- [Problem details] In the listing below, locate the lines that hold the string "creep". Copy those lines.
--- start Records supplied ---
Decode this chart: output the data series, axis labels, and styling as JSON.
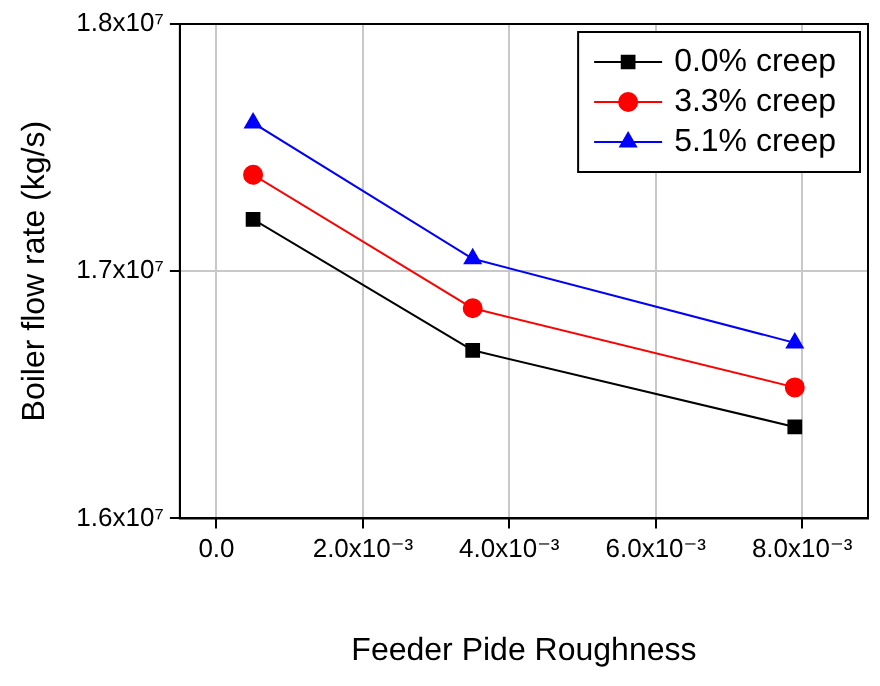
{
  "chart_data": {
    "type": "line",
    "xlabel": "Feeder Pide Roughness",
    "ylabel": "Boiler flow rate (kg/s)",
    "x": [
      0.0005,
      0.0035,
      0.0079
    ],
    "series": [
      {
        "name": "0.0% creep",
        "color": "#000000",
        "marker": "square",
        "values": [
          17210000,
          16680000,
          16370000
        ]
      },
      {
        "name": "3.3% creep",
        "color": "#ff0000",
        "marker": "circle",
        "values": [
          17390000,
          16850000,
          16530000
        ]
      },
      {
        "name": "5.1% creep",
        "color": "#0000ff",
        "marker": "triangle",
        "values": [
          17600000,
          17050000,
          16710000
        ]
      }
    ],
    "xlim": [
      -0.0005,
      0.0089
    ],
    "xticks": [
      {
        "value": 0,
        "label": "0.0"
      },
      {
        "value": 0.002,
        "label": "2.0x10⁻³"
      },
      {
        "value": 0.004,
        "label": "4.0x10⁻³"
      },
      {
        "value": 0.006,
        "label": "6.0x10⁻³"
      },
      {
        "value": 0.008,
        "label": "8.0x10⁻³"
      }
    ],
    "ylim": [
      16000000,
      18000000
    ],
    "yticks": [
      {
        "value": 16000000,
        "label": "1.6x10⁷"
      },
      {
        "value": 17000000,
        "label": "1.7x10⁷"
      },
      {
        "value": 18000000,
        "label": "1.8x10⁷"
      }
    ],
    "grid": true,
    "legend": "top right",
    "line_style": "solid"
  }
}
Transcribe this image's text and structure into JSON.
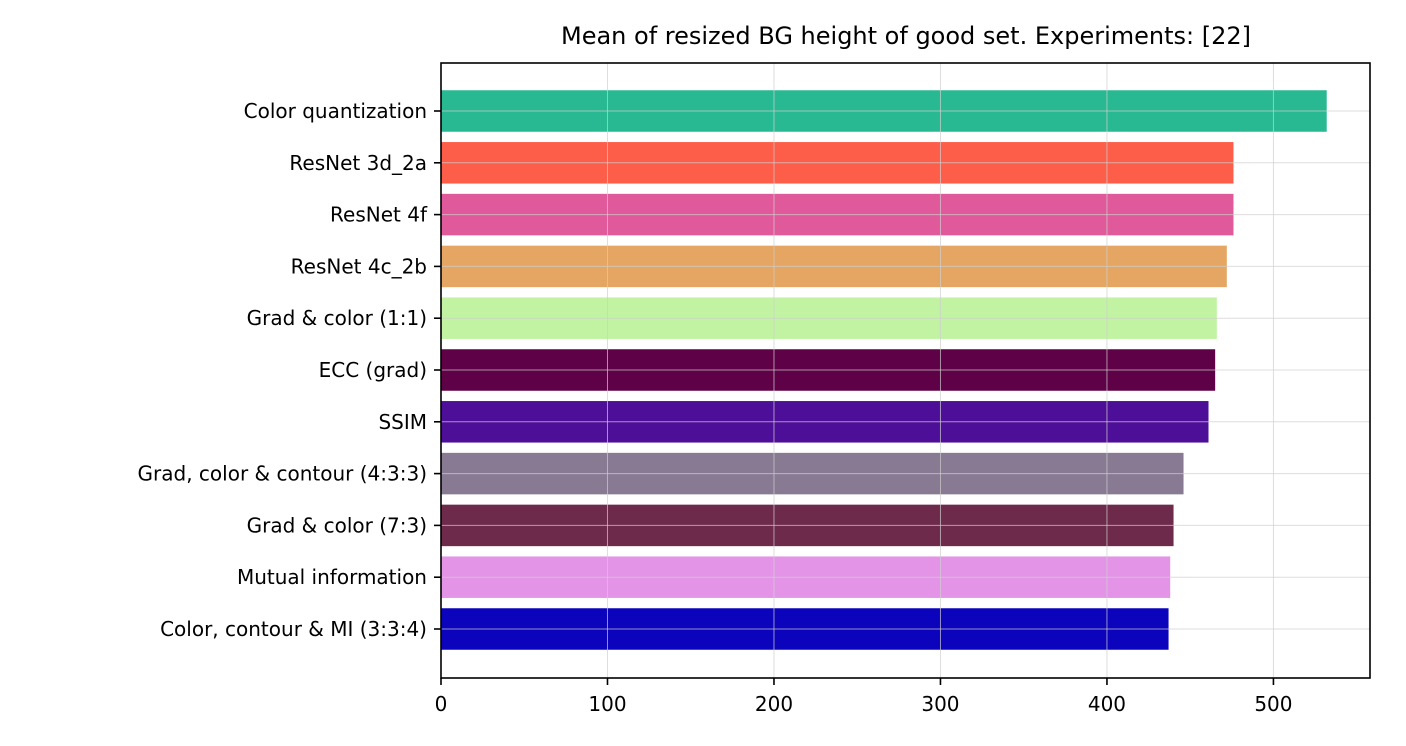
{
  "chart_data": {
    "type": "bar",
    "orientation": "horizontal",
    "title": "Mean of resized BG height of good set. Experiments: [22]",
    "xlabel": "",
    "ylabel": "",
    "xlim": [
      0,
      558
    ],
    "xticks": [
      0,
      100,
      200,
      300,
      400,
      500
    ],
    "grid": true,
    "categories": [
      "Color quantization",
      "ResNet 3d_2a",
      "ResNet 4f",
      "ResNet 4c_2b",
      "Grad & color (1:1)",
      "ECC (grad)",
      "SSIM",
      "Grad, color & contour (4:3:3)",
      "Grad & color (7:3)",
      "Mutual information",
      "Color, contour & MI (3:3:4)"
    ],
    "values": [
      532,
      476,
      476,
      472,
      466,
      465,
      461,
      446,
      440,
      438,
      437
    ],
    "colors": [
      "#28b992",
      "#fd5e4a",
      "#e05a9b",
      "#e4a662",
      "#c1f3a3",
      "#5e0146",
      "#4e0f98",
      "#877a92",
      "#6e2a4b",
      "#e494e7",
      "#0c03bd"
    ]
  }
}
--- end Records supplied ---
--- start Records supplied ---
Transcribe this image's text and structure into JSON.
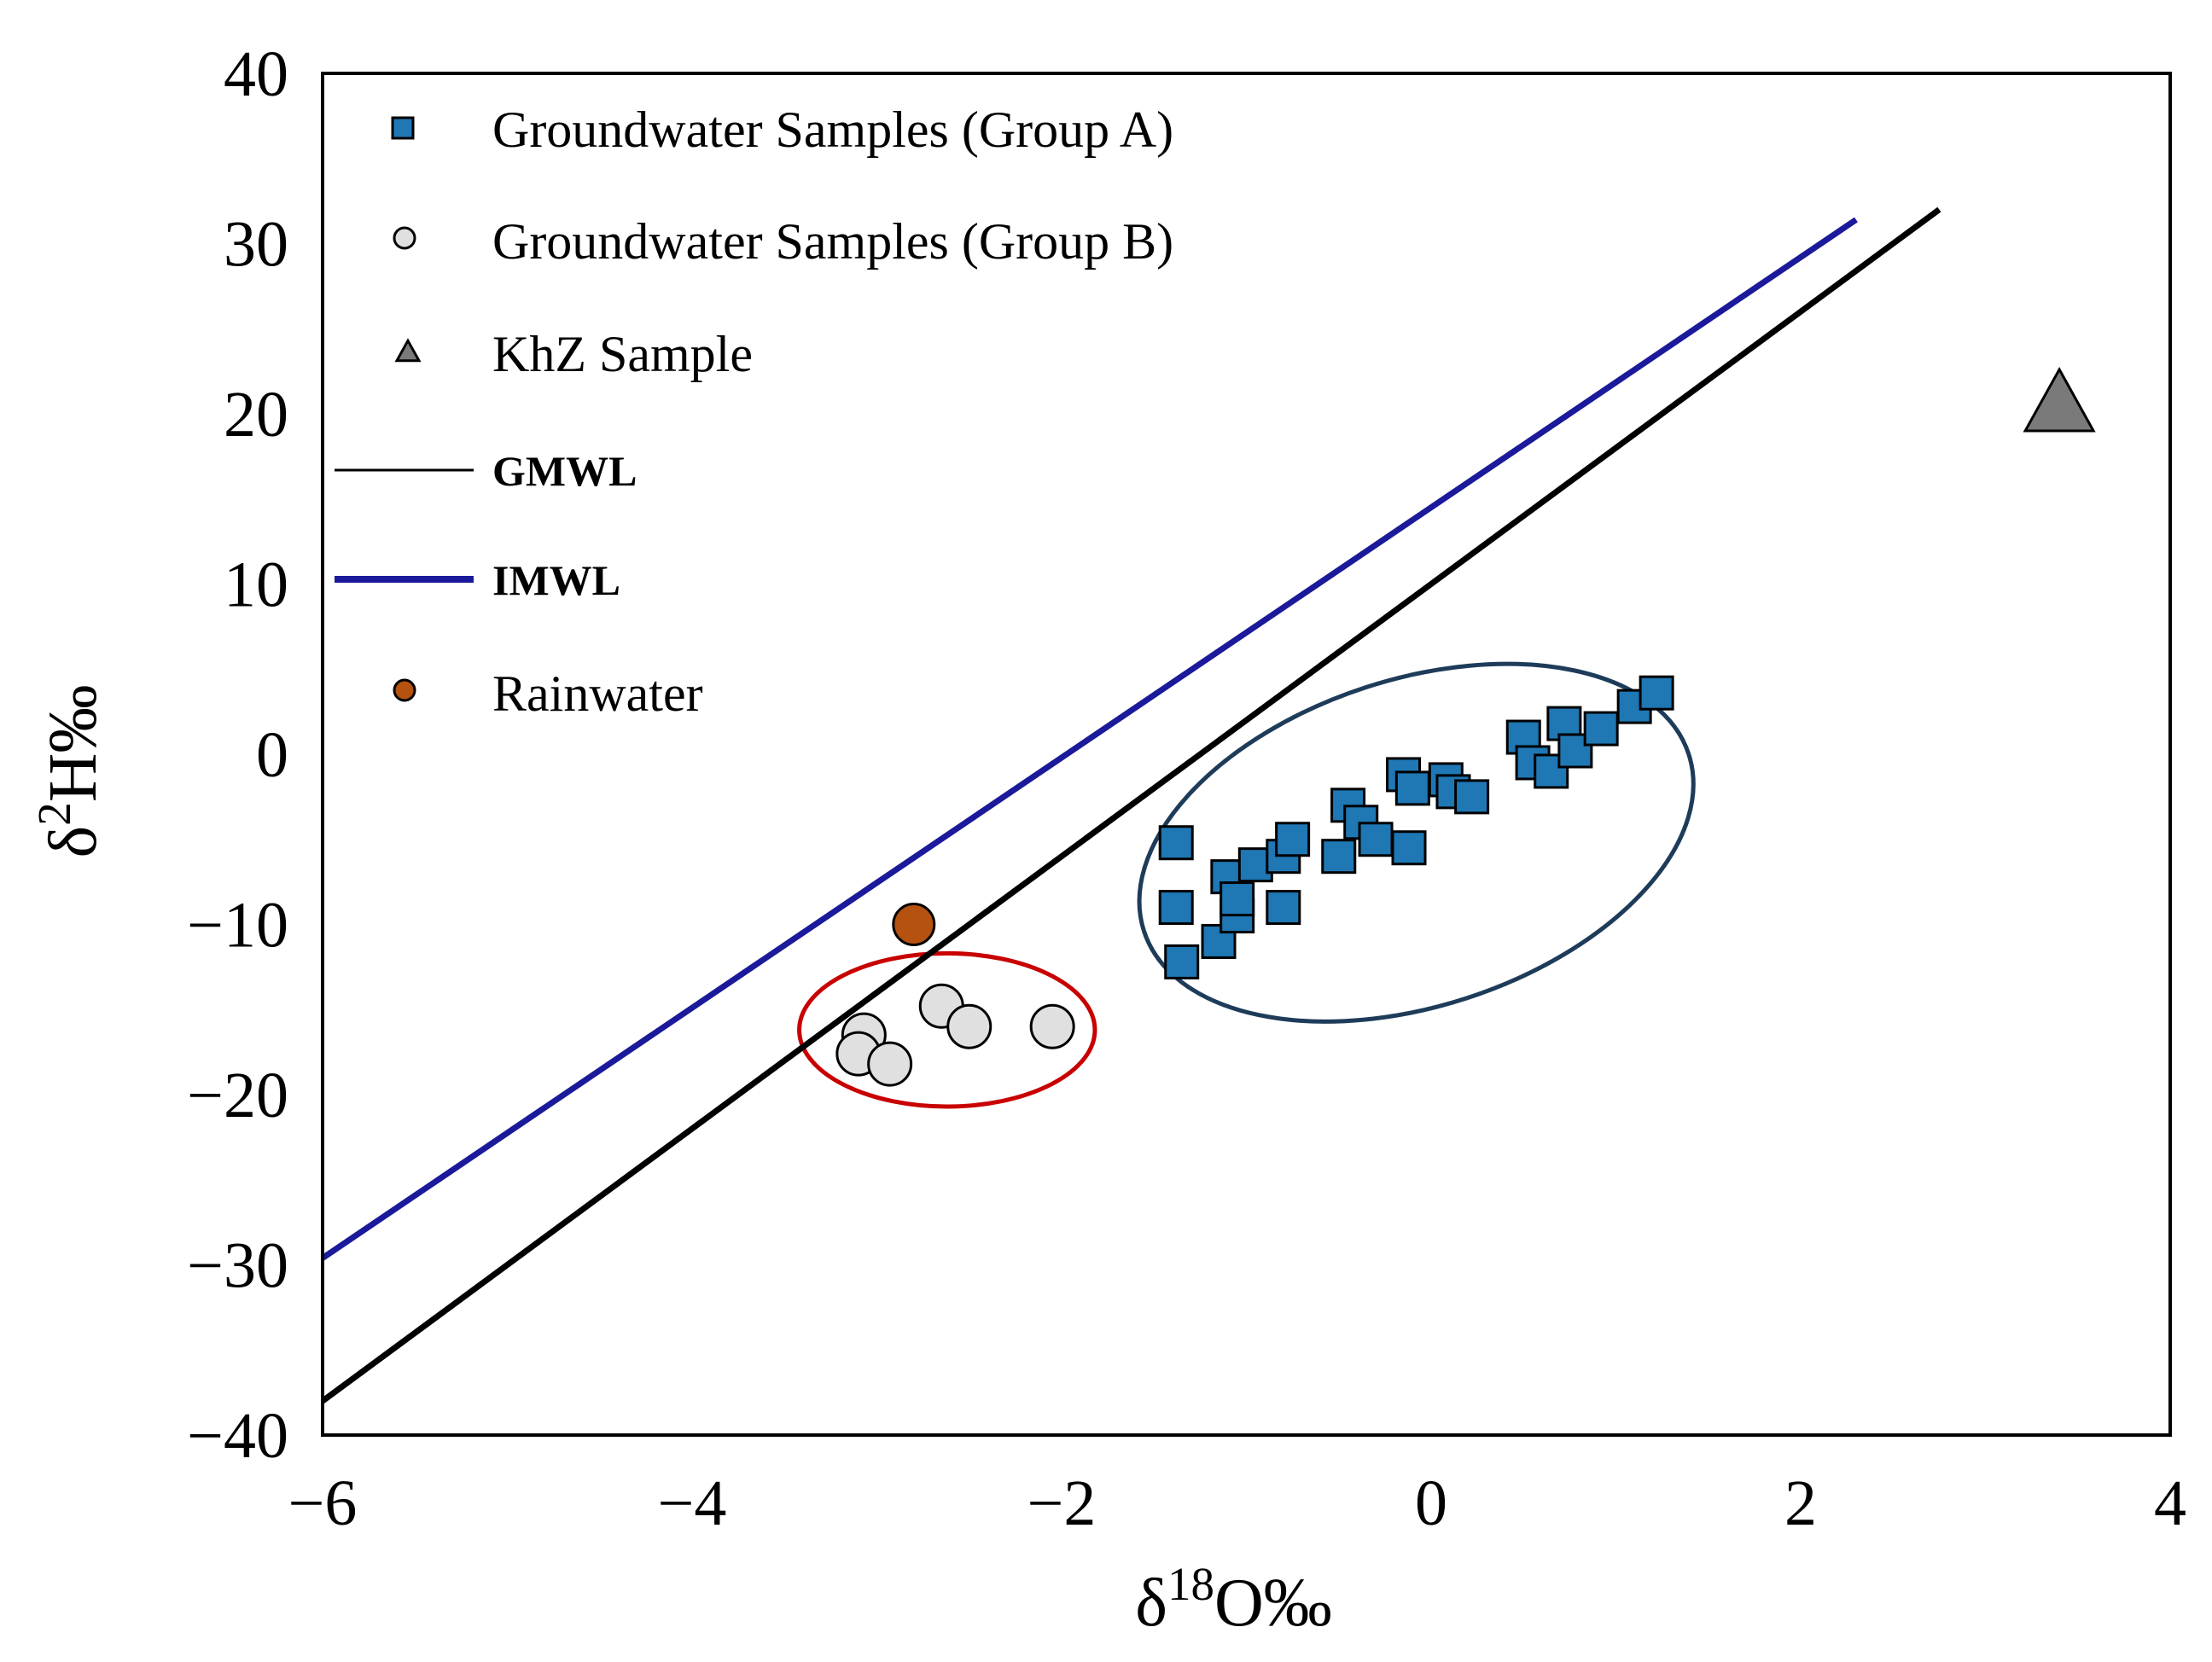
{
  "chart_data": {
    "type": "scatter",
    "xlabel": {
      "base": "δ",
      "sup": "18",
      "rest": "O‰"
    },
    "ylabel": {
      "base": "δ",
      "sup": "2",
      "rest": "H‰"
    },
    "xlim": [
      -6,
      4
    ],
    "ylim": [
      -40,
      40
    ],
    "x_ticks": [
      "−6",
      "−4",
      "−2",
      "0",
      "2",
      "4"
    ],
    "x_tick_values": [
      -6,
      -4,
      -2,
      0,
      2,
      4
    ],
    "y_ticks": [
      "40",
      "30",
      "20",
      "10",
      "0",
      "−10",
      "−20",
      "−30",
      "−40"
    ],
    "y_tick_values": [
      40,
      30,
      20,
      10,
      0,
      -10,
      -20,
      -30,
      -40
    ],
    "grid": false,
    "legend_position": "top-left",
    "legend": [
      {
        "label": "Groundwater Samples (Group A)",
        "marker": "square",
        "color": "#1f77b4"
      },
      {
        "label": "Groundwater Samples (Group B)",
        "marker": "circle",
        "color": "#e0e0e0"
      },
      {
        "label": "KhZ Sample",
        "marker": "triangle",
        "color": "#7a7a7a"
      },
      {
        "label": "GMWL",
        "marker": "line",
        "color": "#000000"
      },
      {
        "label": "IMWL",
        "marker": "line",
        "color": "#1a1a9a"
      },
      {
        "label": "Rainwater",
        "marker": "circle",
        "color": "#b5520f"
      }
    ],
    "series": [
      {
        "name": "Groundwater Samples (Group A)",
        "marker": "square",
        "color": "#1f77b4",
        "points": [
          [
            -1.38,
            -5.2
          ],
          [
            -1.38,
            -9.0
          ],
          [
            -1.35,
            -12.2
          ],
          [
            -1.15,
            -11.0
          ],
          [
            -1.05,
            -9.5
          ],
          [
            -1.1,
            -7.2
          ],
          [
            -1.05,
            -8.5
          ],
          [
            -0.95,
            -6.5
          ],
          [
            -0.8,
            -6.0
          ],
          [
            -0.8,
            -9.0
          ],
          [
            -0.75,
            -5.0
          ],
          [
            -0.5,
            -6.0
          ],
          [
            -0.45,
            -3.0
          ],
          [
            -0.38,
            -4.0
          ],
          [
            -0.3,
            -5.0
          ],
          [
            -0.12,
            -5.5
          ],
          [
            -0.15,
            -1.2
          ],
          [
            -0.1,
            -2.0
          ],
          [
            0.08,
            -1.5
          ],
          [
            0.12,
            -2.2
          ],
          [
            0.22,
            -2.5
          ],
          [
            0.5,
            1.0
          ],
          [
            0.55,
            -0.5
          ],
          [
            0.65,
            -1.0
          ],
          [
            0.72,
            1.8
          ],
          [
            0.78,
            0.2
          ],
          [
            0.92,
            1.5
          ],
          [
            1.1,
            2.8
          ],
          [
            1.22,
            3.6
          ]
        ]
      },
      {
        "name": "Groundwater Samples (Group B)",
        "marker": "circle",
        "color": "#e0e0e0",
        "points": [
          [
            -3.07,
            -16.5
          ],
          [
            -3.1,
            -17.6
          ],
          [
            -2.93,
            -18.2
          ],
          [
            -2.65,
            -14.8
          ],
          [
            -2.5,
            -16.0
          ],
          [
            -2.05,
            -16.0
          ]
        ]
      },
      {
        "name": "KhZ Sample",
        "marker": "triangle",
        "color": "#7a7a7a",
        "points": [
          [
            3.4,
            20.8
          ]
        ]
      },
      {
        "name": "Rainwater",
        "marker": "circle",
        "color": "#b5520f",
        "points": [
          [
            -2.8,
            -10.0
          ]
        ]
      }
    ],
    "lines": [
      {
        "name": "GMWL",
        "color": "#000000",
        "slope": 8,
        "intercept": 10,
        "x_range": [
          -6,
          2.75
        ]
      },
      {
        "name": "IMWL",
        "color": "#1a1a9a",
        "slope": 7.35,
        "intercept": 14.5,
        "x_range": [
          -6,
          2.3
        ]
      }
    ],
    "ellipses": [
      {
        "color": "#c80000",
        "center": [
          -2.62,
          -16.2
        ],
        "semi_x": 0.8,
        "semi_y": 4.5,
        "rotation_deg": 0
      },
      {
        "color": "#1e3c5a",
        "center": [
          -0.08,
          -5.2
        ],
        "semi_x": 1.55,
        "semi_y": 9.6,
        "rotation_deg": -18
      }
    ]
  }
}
--- end Records supplied ---
- [Solution]
        "name": "0.0% creep",
        "name": "3.3% creep",
        "name": "5.1% creep",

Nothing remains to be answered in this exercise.